#### REQUEST
Copy each line in which the string "different" occurs.

#### DATA FOR THIS TASK
● ● ● ●

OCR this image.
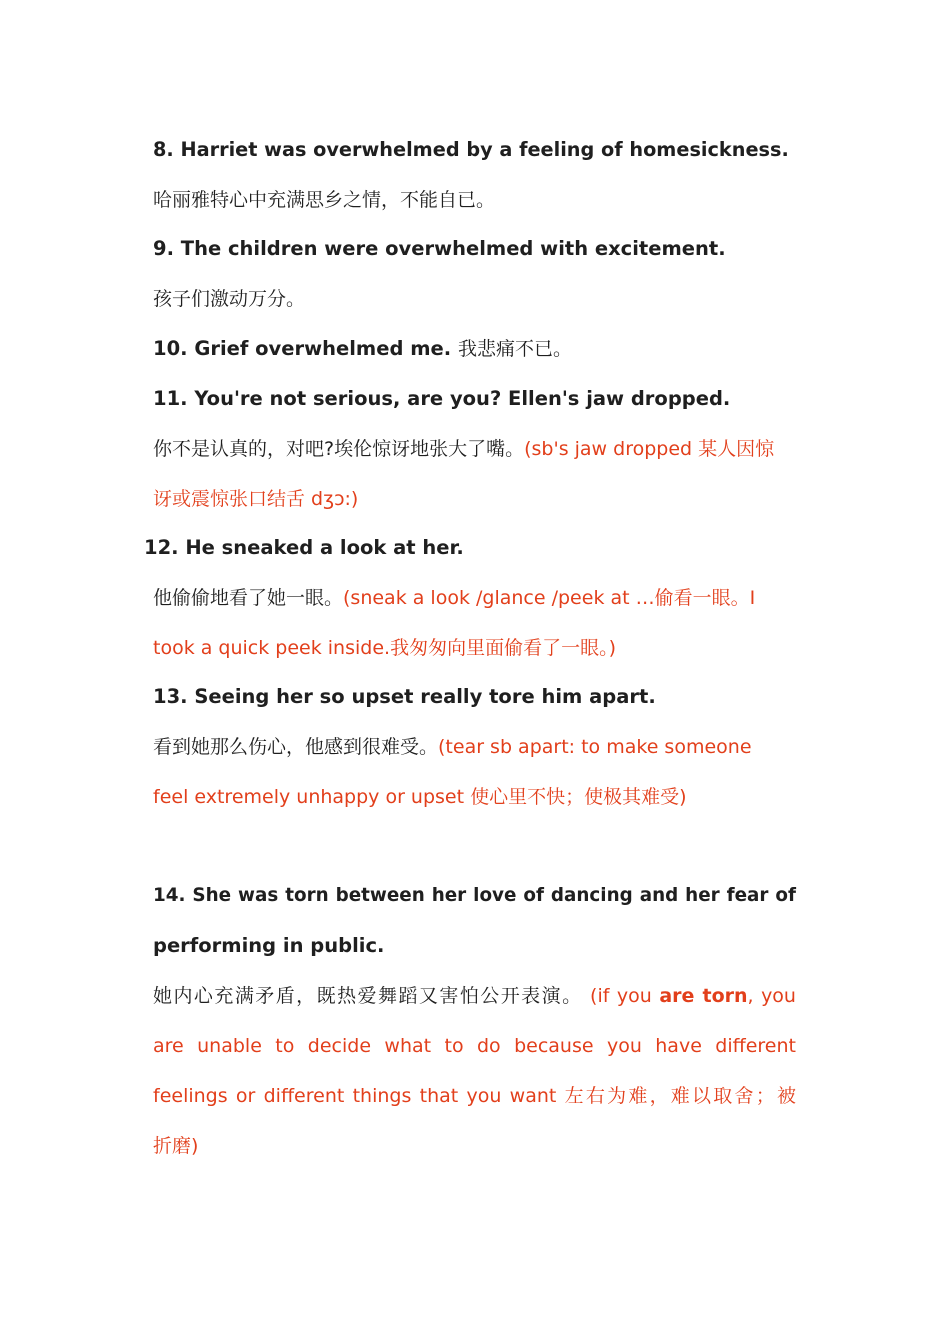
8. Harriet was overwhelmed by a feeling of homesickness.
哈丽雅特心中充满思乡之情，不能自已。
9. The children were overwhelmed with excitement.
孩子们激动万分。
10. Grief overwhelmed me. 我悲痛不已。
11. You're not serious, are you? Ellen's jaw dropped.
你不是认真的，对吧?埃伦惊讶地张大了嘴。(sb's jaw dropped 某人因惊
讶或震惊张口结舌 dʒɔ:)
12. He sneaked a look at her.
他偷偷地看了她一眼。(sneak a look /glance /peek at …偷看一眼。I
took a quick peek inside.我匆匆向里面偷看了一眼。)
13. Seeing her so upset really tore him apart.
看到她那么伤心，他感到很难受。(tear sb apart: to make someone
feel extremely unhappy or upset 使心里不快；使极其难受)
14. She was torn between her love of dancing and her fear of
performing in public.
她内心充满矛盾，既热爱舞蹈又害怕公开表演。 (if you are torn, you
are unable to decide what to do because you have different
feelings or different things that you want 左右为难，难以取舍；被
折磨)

● ● ● ●

#### COMPLETED EXERCISE
are unable to decide what to do because you have different
feelings or different things that you want 左右为难，难以取舍；被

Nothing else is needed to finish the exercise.